◆ EXERCISE PROMPT ◆
Quote every line of the material beneath this one.

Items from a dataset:
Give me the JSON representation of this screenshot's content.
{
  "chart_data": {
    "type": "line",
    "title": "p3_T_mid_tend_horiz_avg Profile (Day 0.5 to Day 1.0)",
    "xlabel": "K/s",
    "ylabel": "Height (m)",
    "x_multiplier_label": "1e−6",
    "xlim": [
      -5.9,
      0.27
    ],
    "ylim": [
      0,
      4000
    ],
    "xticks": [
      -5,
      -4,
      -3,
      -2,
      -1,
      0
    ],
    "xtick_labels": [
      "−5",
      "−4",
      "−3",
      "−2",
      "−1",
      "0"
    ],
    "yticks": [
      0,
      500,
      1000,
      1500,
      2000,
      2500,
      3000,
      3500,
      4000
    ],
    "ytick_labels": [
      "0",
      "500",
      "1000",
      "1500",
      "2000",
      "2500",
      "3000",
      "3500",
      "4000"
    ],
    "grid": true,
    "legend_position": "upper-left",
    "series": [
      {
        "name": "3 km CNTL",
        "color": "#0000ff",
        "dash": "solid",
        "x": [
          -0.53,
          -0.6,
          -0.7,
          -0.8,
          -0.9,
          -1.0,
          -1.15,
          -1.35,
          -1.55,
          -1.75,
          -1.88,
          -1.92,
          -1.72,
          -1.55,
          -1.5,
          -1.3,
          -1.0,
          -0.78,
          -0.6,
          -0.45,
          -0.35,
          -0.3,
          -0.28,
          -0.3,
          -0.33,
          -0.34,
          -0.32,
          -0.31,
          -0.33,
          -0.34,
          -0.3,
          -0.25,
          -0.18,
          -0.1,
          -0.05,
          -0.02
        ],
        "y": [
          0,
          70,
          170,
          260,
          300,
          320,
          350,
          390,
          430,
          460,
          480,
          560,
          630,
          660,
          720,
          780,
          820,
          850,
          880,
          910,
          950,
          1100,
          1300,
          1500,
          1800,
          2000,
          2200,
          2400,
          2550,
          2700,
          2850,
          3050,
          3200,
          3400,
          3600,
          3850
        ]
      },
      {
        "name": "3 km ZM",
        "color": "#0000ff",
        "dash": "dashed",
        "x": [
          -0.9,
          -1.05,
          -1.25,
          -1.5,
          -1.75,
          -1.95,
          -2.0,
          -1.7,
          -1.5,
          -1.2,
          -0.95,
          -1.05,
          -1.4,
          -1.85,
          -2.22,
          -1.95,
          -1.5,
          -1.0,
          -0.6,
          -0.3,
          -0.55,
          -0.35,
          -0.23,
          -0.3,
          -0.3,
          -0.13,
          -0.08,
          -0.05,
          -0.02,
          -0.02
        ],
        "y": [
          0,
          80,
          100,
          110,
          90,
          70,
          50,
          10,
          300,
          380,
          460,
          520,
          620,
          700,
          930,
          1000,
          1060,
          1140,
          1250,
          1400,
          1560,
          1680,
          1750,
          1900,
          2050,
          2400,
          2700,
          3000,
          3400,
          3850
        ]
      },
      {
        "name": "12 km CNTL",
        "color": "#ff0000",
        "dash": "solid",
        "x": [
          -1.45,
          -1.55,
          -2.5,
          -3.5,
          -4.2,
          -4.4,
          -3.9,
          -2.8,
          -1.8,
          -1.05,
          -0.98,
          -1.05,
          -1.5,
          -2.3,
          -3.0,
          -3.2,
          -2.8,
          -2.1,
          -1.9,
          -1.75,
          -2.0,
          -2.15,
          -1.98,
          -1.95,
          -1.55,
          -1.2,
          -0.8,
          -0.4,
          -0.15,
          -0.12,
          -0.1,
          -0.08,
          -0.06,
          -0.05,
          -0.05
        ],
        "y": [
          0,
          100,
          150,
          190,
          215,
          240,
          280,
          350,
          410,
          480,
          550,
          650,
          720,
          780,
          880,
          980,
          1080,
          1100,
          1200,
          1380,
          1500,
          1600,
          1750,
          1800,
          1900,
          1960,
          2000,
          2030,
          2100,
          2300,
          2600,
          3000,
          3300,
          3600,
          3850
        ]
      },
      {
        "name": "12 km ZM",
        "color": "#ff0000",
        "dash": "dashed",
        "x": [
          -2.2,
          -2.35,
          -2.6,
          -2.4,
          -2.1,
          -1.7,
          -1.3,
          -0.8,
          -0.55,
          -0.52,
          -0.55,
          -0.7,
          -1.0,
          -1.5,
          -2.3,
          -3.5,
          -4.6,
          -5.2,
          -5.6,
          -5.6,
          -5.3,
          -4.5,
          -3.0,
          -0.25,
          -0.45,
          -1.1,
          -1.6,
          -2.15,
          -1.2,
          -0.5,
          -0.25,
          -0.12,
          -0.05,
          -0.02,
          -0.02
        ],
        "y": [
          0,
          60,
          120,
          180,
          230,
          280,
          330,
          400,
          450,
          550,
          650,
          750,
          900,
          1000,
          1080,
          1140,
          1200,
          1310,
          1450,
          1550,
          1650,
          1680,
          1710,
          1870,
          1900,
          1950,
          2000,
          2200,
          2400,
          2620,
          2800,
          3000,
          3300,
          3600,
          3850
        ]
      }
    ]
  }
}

◆ RESPONSE TO THIS TASK ◆
Give me the JSON representation of this screenshot's content.
{
  "chart_data": {
    "type": "line",
    "title": "p3_T_mid_tend_horiz_avg Profile (Day 0.5 to Day 1.0)",
    "xlabel": "K/s",
    "ylabel": "Height (m)",
    "x_multiplier_label": "1e−6",
    "xlim": [
      -5.9,
      0.27
    ],
    "ylim": [
      0,
      4000
    ],
    "xticks": [
      -5,
      -4,
      -3,
      -2,
      -1,
      0
    ],
    "xtick_labels": [
      "−5",
      "−4",
      "−3",
      "−2",
      "−1",
      "0"
    ],
    "yticks": [
      0,
      500,
      1000,
      1500,
      2000,
      2500,
      3000,
      3500,
      4000
    ],
    "ytick_labels": [
      "0",
      "500",
      "1000",
      "1500",
      "2000",
      "2500",
      "3000",
      "3500",
      "4000"
    ],
    "grid": true,
    "legend_position": "upper-left",
    "series": [
      {
        "name": "3 km CNTL",
        "color": "#0000ff",
        "dash": "solid",
        "x": [
          -0.53,
          -0.6,
          -0.7,
          -0.8,
          -0.9,
          -1.0,
          -1.15,
          -1.35,
          -1.55,
          -1.75,
          -1.88,
          -1.92,
          -1.72,
          -1.55,
          -1.5,
          -1.3,
          -1.0,
          -0.78,
          -0.6,
          -0.45,
          -0.35,
          -0.3,
          -0.28,
          -0.3,
          -0.33,
          -0.34,
          -0.32,
          -0.31,
          -0.33,
          -0.34,
          -0.3,
          -0.25,
          -0.18,
          -0.1,
          -0.05,
          -0.02
        ],
        "y": [
          0,
          70,
          170,
          260,
          300,
          320,
          350,
          390,
          430,
          460,
          480,
          560,
          630,
          660,
          720,
          780,
          820,
          850,
          880,
          910,
          950,
          1100,
          1300,
          1500,
          1800,
          2000,
          2200,
          2400,
          2550,
          2700,
          2850,
          3050,
          3200,
          3400,
          3600,
          3850
        ]
      },
      {
        "name": "3 km ZM",
        "color": "#0000ff",
        "dash": "dashed",
        "x": [
          -0.9,
          -1.05,
          -1.25,
          -1.5,
          -1.75,
          -1.95,
          -2.0,
          -1.7,
          -1.5,
          -1.2,
          -0.95,
          -1.05,
          -1.4,
          -1.85,
          -2.22,
          -1.95,
          -1.5,
          -1.0,
          -0.6,
          -0.3,
          -0.55,
          -0.35,
          -0.23,
          -0.3,
          -0.3,
          -0.13,
          -0.08,
          -0.05,
          -0.02,
          -0.02
        ],
        "y": [
          0,
          80,
          100,
          110,
          90,
          70,
          50,
          10,
          300,
          380,
          460,
          520,
          620,
          700,
          930,
          1000,
          1060,
          1140,
          1250,
          1400,
          1560,
          1680,
          1750,
          1900,
          2050,
          2400,
          2700,
          3000,
          3400,
          3850
        ]
      },
      {
        "name": "12 km CNTL",
        "color": "#ff0000",
        "dash": "solid",
        "x": [
          -1.45,
          -1.55,
          -2.5,
          -3.5,
          -4.2,
          -4.4,
          -3.9,
          -2.8,
          -1.8,
          -1.05,
          -0.98,
          -1.05,
          -1.5,
          -2.3,
          -3.0,
          -3.2,
          -2.8,
          -2.1,
          -1.9,
          -1.75,
          -2.0,
          -2.15,
          -1.98,
          -1.95,
          -1.55,
          -1.2,
          -0.8,
          -0.4,
          -0.15,
          -0.12,
          -0.1,
          -0.08,
          -0.06,
          -0.05,
          -0.05
        ],
        "y": [
          0,
          100,
          150,
          190,
          215,
          240,
          280,
          350,
          410,
          480,
          550,
          650,
          720,
          780,
          880,
          980,
          1080,
          1100,
          1200,
          1380,
          1500,
          1600,
          1750,
          1800,
          1900,
          1960,
          2000,
          2030,
          2100,
          2300,
          2600,
          3000,
          3300,
          3600,
          3850
        ]
      },
      {
        "name": "12 km ZM",
        "color": "#ff0000",
        "dash": "dashed",
        "x": [
          -2.2,
          -2.35,
          -2.6,
          -2.4,
          -2.1,
          -1.7,
          -1.3,
          -0.8,
          -0.55,
          -0.52,
          -0.55,
          -0.7,
          -1.0,
          -1.5,
          -2.3,
          -3.5,
          -4.6,
          -5.2,
          -5.6,
          -5.6,
          -5.3,
          -4.5,
          -3.0,
          -0.25,
          -0.45,
          -1.1,
          -1.6,
          -2.15,
          -1.2,
          -0.5,
          -0.25,
          -0.12,
          -0.05,
          -0.02,
          -0.02
        ],
        "y": [
          0,
          60,
          120,
          180,
          230,
          280,
          330,
          400,
          450,
          550,
          650,
          750,
          900,
          1000,
          1080,
          1140,
          1200,
          1310,
          1450,
          1550,
          1650,
          1680,
          1710,
          1870,
          1900,
          1950,
          2000,
          2200,
          2400,
          2620,
          2800,
          3000,
          3300,
          3600,
          3850
        ]
      }
    ]
  }
}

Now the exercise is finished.